Make an exact copy of the records, with the images left out.

=== Data section ===

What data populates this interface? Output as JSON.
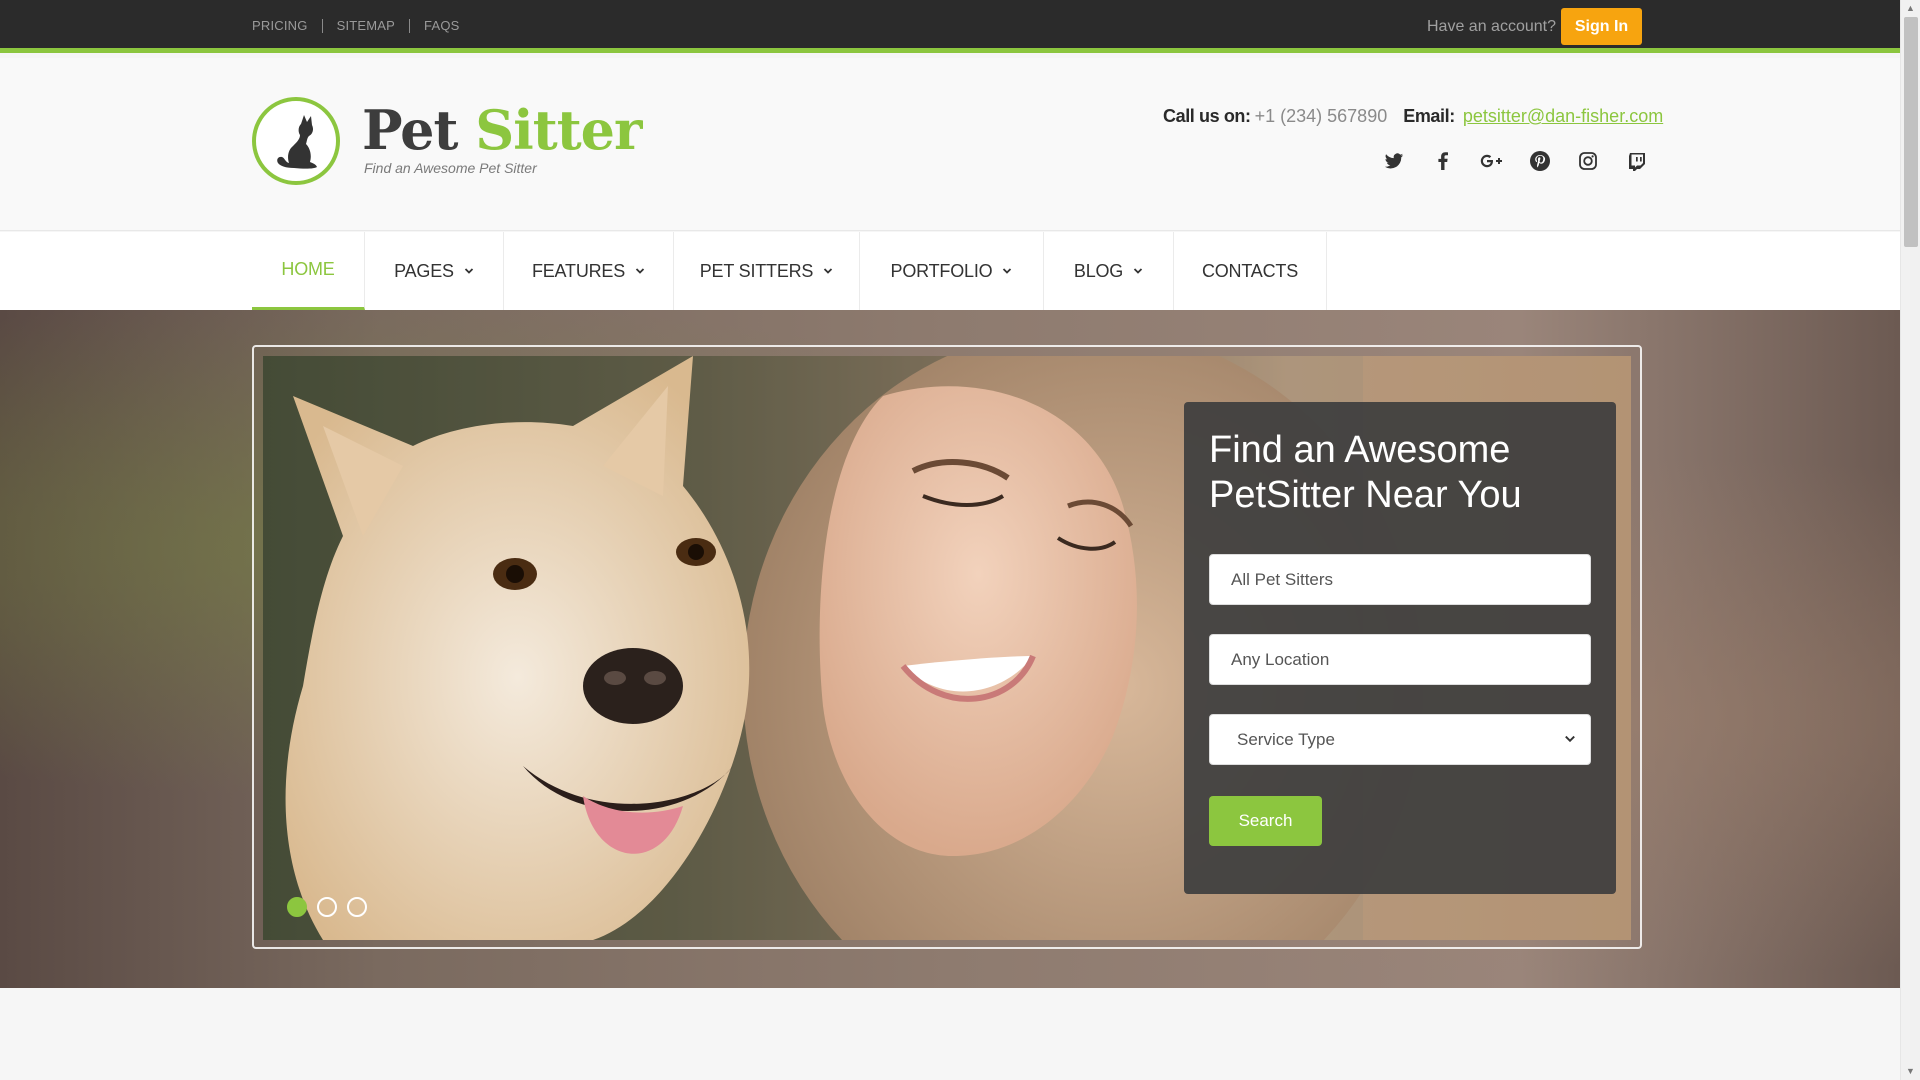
{
  "topbar": {
    "links": [
      "PRICING",
      "SITEMAP",
      "FAQS"
    ],
    "account_text": "Have an account?",
    "signin_label": "Sign In"
  },
  "header": {
    "logo_word1": "Pet",
    "logo_word2": "Sitter",
    "tagline": "Find an Awesome Pet Sitter",
    "call_label": "Call us on:",
    "phone": "+1 (234) 567890",
    "email_label": "Email:",
    "email": "petsitter@dan-fisher.com",
    "socials": [
      "twitter-icon",
      "facebook-icon",
      "google-plus-icon",
      "pinterest-icon",
      "instagram-icon",
      "twitch-icon"
    ]
  },
  "nav": {
    "items": [
      {
        "label": "HOME",
        "active": true,
        "dropdown": false
      },
      {
        "label": "PAGES",
        "active": false,
        "dropdown": true
      },
      {
        "label": "FEATURES",
        "active": false,
        "dropdown": true
      },
      {
        "label": "PET SITTERS",
        "active": false,
        "dropdown": true
      },
      {
        "label": "PORTFOLIO",
        "active": false,
        "dropdown": true
      },
      {
        "label": "BLOG",
        "active": false,
        "dropdown": true
      },
      {
        "label": "CONTACTS",
        "active": false,
        "dropdown": false
      }
    ]
  },
  "hero": {
    "search_title": "Find an Awesome PetSitter Near You",
    "sitters_placeholder": "All Pet Sitters",
    "location_placeholder": "Any Location",
    "service_type_selected": "Service Type",
    "search_label": "Search",
    "slides_count": 3,
    "active_slide": 1
  },
  "colors": {
    "accent": "#8cc63f",
    "signin": "#f7a40f",
    "topbar": "#2b2b2b"
  }
}
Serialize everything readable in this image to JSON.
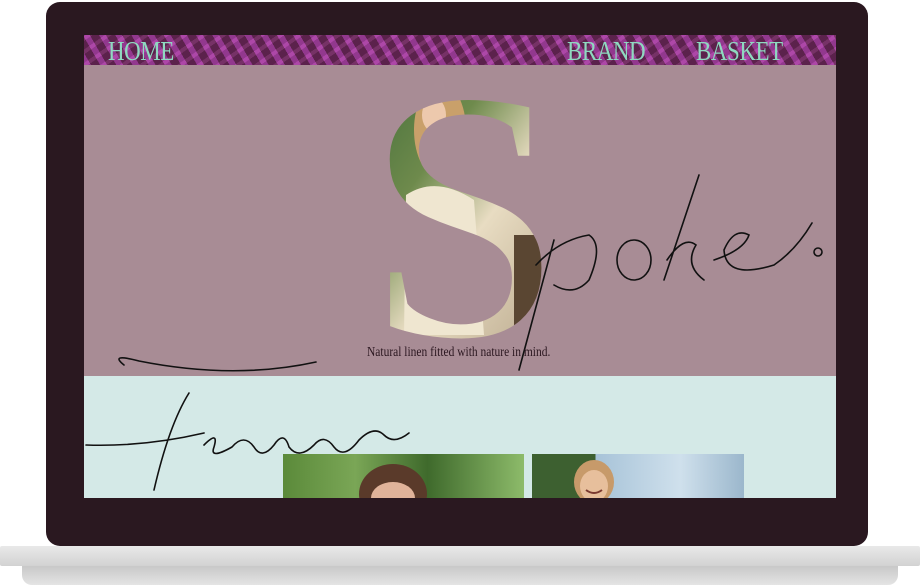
{
  "nav": {
    "home_label": "HOME",
    "brand_label": "BRAND",
    "basket_label": "BASKET"
  },
  "hero": {
    "logo_letter": "S",
    "logo_script": "poke.",
    "tagline": "Natural linen fitted with nature in mind."
  },
  "featured": {
    "heading": "Featured"
  },
  "colors": {
    "bezel": "#2a1820",
    "hero_background": "#a88c95",
    "featured_background": "#d4e9e7",
    "nav_text": "#8fd9c0"
  }
}
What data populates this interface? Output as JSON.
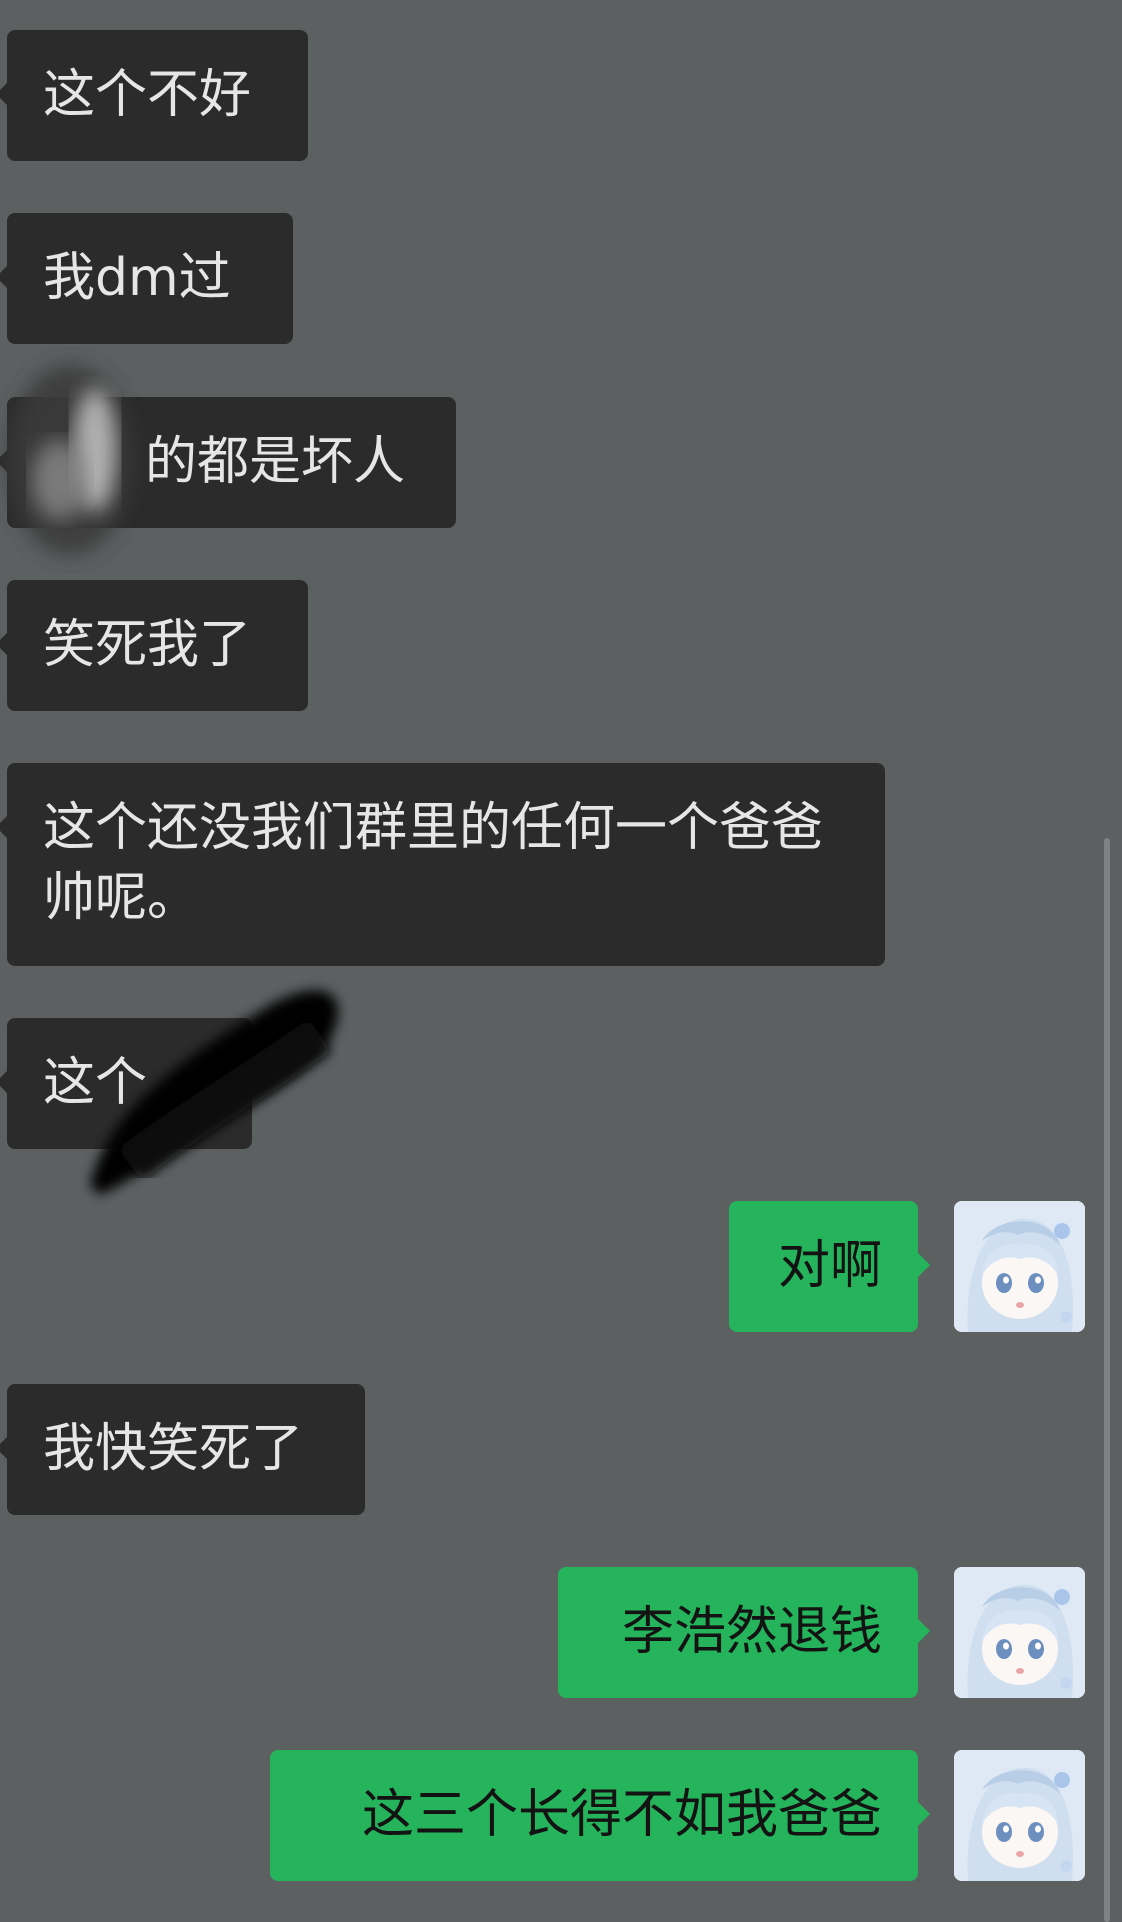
{
  "chat": {
    "messages": [
      {
        "side": "in",
        "text": "这个不好"
      },
      {
        "side": "in",
        "text": "我dm过"
      },
      {
        "side": "in",
        "text": "的都是坏人"
      },
      {
        "side": "in",
        "text": "笑死我了"
      },
      {
        "side": "in",
        "text": "这个还没我们群里的任何一个爸爸帅呢。"
      },
      {
        "side": "in",
        "text": "这个"
      },
      {
        "side": "out",
        "text": "对啊",
        "avatar_icon": "anime-girl-avatar-icon"
      },
      {
        "side": "in",
        "text": "我快笑死了"
      },
      {
        "side": "out",
        "text": "李浩然退钱",
        "avatar_icon": "anime-girl-avatar-icon"
      },
      {
        "side": "out",
        "text": "这三个长得不如我爸爸",
        "avatar_icon": "anime-girl-avatar-icon"
      }
    ]
  },
  "colors": {
    "background": "#5c6061",
    "incoming_bubble": "#2b2b2b",
    "incoming_text": "#e6e6e6",
    "outgoing_bubble": "#25b45c",
    "outgoing_text": "#131313"
  }
}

===

▶ Result of this exercise:
What data populates this interface? Output as JSON.
{
  "topbar": {
    "links": [
      "PRICING",
      "SITEMAP",
      "FAQS"
    ],
    "account_text": "Have an account?",
    "signin_label": "Sign In"
  },
  "header": {
    "logo_word1": "Pet",
    "logo_word2": "Sitter",
    "tagline": "Find an Awesome Pet Sitter",
    "call_label": "Call us on:",
    "phone": "+1 (234) 567890",
    "email_label": "Email:",
    "email": "petsitter@dan-fisher.com",
    "socials": [
      "twitter-icon",
      "facebook-icon",
      "google-plus-icon",
      "pinterest-icon",
      "instagram-icon",
      "twitch-icon"
    ]
  },
  "nav": {
    "items": [
      {
        "label": "HOME",
        "active": true,
        "dropdown": false
      },
      {
        "label": "PAGES",
        "active": false,
        "dropdown": true
      },
      {
        "label": "FEATURES",
        "active": false,
        "dropdown": true
      },
      {
        "label": "PET SITTERS",
        "active": false,
        "dropdown": true
      },
      {
        "label": "PORTFOLIO",
        "active": false,
        "dropdown": true
      },
      {
        "label": "BLOG",
        "active": false,
        "dropdown": true
      },
      {
        "label": "CONTACTS",
        "active": false,
        "dropdown": false
      }
    ]
  },
  "hero": {
    "search_title": "Find an Awesome PetSitter Near You",
    "sitters_placeholder": "All Pet Sitters",
    "location_placeholder": "Any Location",
    "service_type_selected": "Service Type",
    "search_label": "Search",
    "slides_count": 3,
    "active_slide": 1
  },
  "colors": {
    "accent": "#8cc63f",
    "signin": "#f7a40f",
    "topbar": "#2b2b2b"
  }
}
Serialize everything readable in this image to JSON.
{
  "nav": {
    "home_label": "HOME",
    "brand_label": "BRAND",
    "basket_label": "BASKET"
  },
  "hero": {
    "logo_letter": "S",
    "logo_script": "poke.",
    "tagline": "Natural linen fitted with nature in mind."
  },
  "featured": {
    "heading": "Featured"
  },
  "colors": {
    "bezel": "#2a1820",
    "hero_background": "#a88c95",
    "featured_background": "#d4e9e7",
    "nav_text": "#8fd9c0"
  }
}
What data populates this interface? Output as JSON.
{
  "chat": {
    "messages": [
      {
        "side": "in",
        "text": "这个不好"
      },
      {
        "side": "in",
        "text": "我dm过"
      },
      {
        "side": "in",
        "text": "的都是坏人"
      },
      {
        "side": "in",
        "text": "笑死我了"
      },
      {
        "side": "in",
        "text": "这个还没我们群里的任何一个爸爸帅呢。"
      },
      {
        "side": "in",
        "text": "这个"
      },
      {
        "side": "out",
        "text": "对啊",
        "avatar_icon": "anime-girl-avatar-icon"
      },
      {
        "side": "in",
        "text": "我快笑死了"
      },
      {
        "side": "out",
        "text": "李浩然退钱",
        "avatar_icon": "anime-girl-avatar-icon"
      },
      {
        "side": "out",
        "text": "这三个长得不如我爸爸",
        "avatar_icon": "anime-girl-avatar-icon"
      }
    ]
  },
  "colors": {
    "background": "#5c6061",
    "incoming_bubble": "#2b2b2b",
    "incoming_text": "#e6e6e6",
    "outgoing_bubble": "#25b45c",
    "outgoing_text": "#131313"
  }
}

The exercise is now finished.